[Stated problem] In this exercise, reproduce all the entries that follow exactly.

[Dataset rows]

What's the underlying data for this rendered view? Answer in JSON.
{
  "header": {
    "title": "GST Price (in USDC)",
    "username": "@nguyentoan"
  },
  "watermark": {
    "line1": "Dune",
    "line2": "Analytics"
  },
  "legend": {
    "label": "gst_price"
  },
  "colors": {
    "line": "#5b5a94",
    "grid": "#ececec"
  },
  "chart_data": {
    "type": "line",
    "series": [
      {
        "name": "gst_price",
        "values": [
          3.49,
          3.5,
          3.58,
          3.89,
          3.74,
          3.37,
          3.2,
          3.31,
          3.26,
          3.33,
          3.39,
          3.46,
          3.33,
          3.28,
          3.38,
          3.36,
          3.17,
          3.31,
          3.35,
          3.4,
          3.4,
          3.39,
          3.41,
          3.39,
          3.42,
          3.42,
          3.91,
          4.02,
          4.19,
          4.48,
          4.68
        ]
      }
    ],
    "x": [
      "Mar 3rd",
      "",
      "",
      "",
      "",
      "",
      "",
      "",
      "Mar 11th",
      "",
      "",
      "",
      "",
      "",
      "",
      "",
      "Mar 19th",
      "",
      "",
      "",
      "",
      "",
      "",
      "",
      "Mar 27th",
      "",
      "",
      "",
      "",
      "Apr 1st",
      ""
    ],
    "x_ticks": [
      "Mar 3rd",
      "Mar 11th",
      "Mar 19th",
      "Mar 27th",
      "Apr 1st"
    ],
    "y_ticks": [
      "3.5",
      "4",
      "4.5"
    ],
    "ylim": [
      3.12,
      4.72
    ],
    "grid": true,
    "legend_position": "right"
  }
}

[Completed exercise]
What's the underlying data for this rendered view? Answer in JSON.
{
  "header": {
    "title": "GST Price (in USDC)",
    "username": "@nguyentoan"
  },
  "watermark": {
    "line1": "Dune",
    "line2": "Analytics"
  },
  "legend": {
    "label": "gst_price"
  },
  "colors": {
    "line": "#5b5a94",
    "grid": "#ececec"
  },
  "chart_data": {
    "type": "line",
    "series": [
      {
        "name": "gst_price",
        "values": [
          3.49,
          3.5,
          3.58,
          3.89,
          3.74,
          3.37,
          3.2,
          3.31,
          3.26,
          3.33,
          3.39,
          3.46,
          3.33,
          3.28,
          3.38,
          3.36,
          3.17,
          3.31,
          3.35,
          3.4,
          3.4,
          3.39,
          3.41,
          3.39,
          3.42,
          3.42,
          3.91,
          4.02,
          4.19,
          4.48,
          4.68
        ]
      }
    ],
    "x": [
      "Mar 3rd",
      "",
      "",
      "",
      "",
      "",
      "",
      "",
      "Mar 11th",
      "",
      "",
      "",
      "",
      "",
      "",
      "",
      "Mar 19th",
      "",
      "",
      "",
      "",
      "",
      "",
      "",
      "Mar 27th",
      "",
      "",
      "",
      "",
      "Apr 1st",
      ""
    ],
    "x_ticks": [
      "Mar 3rd",
      "Mar 11th",
      "Mar 19th",
      "Mar 27th",
      "Apr 1st"
    ],
    "y_ticks": [
      "3.5",
      "4",
      "4.5"
    ],
    "ylim": [
      3.12,
      4.72
    ],
    "grid": true,
    "legend_position": "right"
  }
}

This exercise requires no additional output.